--- start of Given records ---

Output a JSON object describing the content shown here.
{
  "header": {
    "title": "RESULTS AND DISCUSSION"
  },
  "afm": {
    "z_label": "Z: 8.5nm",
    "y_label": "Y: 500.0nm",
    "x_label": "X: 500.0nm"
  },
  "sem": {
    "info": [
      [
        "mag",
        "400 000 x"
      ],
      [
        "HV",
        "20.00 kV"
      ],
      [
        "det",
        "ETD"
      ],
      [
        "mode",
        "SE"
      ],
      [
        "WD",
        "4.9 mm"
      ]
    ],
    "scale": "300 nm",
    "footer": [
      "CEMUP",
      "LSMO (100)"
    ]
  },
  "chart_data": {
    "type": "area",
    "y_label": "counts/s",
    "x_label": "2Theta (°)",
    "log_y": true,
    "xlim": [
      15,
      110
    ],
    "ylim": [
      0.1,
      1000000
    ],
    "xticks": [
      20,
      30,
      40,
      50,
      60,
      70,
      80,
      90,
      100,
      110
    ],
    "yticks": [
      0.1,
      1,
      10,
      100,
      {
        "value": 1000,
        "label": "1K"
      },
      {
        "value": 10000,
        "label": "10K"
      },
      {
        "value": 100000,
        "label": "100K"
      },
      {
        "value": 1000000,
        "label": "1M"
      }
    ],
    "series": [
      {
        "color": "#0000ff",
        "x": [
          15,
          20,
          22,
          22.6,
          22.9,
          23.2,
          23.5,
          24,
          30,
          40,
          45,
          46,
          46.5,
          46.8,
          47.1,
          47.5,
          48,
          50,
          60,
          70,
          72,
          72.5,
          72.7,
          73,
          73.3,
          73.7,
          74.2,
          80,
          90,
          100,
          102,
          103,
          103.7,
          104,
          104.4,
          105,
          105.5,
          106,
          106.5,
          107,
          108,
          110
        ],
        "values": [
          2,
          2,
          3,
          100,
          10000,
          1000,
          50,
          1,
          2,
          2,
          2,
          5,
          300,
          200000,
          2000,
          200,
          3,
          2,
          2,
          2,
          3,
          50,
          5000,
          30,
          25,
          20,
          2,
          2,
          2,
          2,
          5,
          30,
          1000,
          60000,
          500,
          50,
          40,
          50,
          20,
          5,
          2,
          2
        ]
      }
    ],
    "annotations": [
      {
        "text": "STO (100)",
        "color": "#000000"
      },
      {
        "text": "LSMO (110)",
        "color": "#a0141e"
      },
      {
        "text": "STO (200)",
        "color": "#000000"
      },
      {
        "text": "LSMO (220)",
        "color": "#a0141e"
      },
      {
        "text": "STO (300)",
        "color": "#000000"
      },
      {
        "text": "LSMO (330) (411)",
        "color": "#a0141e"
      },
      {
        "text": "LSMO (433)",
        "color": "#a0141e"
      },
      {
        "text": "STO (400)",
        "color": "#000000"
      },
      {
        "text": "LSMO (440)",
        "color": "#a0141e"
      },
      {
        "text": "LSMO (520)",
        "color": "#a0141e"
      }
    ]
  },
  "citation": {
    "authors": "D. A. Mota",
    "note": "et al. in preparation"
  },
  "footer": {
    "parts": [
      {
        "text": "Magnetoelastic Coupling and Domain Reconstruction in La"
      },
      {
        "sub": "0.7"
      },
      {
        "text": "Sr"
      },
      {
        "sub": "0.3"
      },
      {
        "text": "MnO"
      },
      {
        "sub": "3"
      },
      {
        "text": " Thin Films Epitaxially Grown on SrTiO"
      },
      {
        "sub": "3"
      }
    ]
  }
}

--- end of Given records ---

Directions:
Reproduce the data in full, exactly as presented.

Full output:
Output a JSON object describing the content shown here.
{
  "header": {
    "title": "RESULTS AND DISCUSSION"
  },
  "afm": {
    "z_label": "Z: 8.5nm",
    "y_label": "Y: 500.0nm",
    "x_label": "X: 500.0nm"
  },
  "sem": {
    "info": [
      [
        "mag",
        "400 000 x"
      ],
      [
        "HV",
        "20.00 kV"
      ],
      [
        "det",
        "ETD"
      ],
      [
        "mode",
        "SE"
      ],
      [
        "WD",
        "4.9 mm"
      ]
    ],
    "scale": "300 nm",
    "footer": [
      "CEMUP",
      "LSMO (100)"
    ]
  },
  "chart_data": {
    "type": "area",
    "y_label": "counts/s",
    "x_label": "2Theta (°)",
    "log_y": true,
    "xlim": [
      15,
      110
    ],
    "ylim": [
      0.1,
      1000000
    ],
    "xticks": [
      20,
      30,
      40,
      50,
      60,
      70,
      80,
      90,
      100,
      110
    ],
    "yticks": [
      0.1,
      1,
      10,
      100,
      {
        "value": 1000,
        "label": "1K"
      },
      {
        "value": 10000,
        "label": "10K"
      },
      {
        "value": 100000,
        "label": "100K"
      },
      {
        "value": 1000000,
        "label": "1M"
      }
    ],
    "series": [
      {
        "color": "#0000ff",
        "x": [
          15,
          20,
          22,
          22.6,
          22.9,
          23.2,
          23.5,
          24,
          30,
          40,
          45,
          46,
          46.5,
          46.8,
          47.1,
          47.5,
          48,
          50,
          60,
          70,
          72,
          72.5,
          72.7,
          73,
          73.3,
          73.7,
          74.2,
          80,
          90,
          100,
          102,
          103,
          103.7,
          104,
          104.4,
          105,
          105.5,
          106,
          106.5,
          107,
          108,
          110
        ],
        "values": [
          2,
          2,
          3,
          100,
          10000,
          1000,
          50,
          1,
          2,
          2,
          2,
          5,
          300,
          200000,
          2000,
          200,
          3,
          2,
          2,
          2,
          3,
          50,
          5000,
          30,
          25,
          20,
          2,
          2,
          2,
          2,
          5,
          30,
          1000,
          60000,
          500,
          50,
          40,
          50,
          20,
          5,
          2,
          2
        ]
      }
    ],
    "annotations": [
      {
        "text": "STO (100)",
        "color": "#000000"
      },
      {
        "text": "LSMO (110)",
        "color": "#a0141e"
      },
      {
        "text": "STO (200)",
        "color": "#000000"
      },
      {
        "text": "LSMO (220)",
        "color": "#a0141e"
      },
      {
        "text": "STO (300)",
        "color": "#000000"
      },
      {
        "text": "LSMO (330) (411)",
        "color": "#a0141e"
      },
      {
        "text": "LSMO (433)",
        "color": "#a0141e"
      },
      {
        "text": "STO (400)",
        "color": "#000000"
      },
      {
        "text": "LSMO (440)",
        "color": "#a0141e"
      },
      {
        "text": "LSMO (520)",
        "color": "#a0141e"
      }
    ]
  },
  "citation": {
    "authors": "D. A. Mota",
    "note": "et al. in preparation"
  },
  "footer": {
    "parts": [
      {
        "text": "Magnetoelastic Coupling and Domain Reconstruction in La"
      },
      {
        "sub": "0.7"
      },
      {
        "text": "Sr"
      },
      {
        "sub": "0.3"
      },
      {
        "text": "MnO"
      },
      {
        "sub": "3"
      },
      {
        "text": " Thin Films Epitaxially Grown on SrTiO"
      },
      {
        "sub": "3"
      }
    ]
  }
}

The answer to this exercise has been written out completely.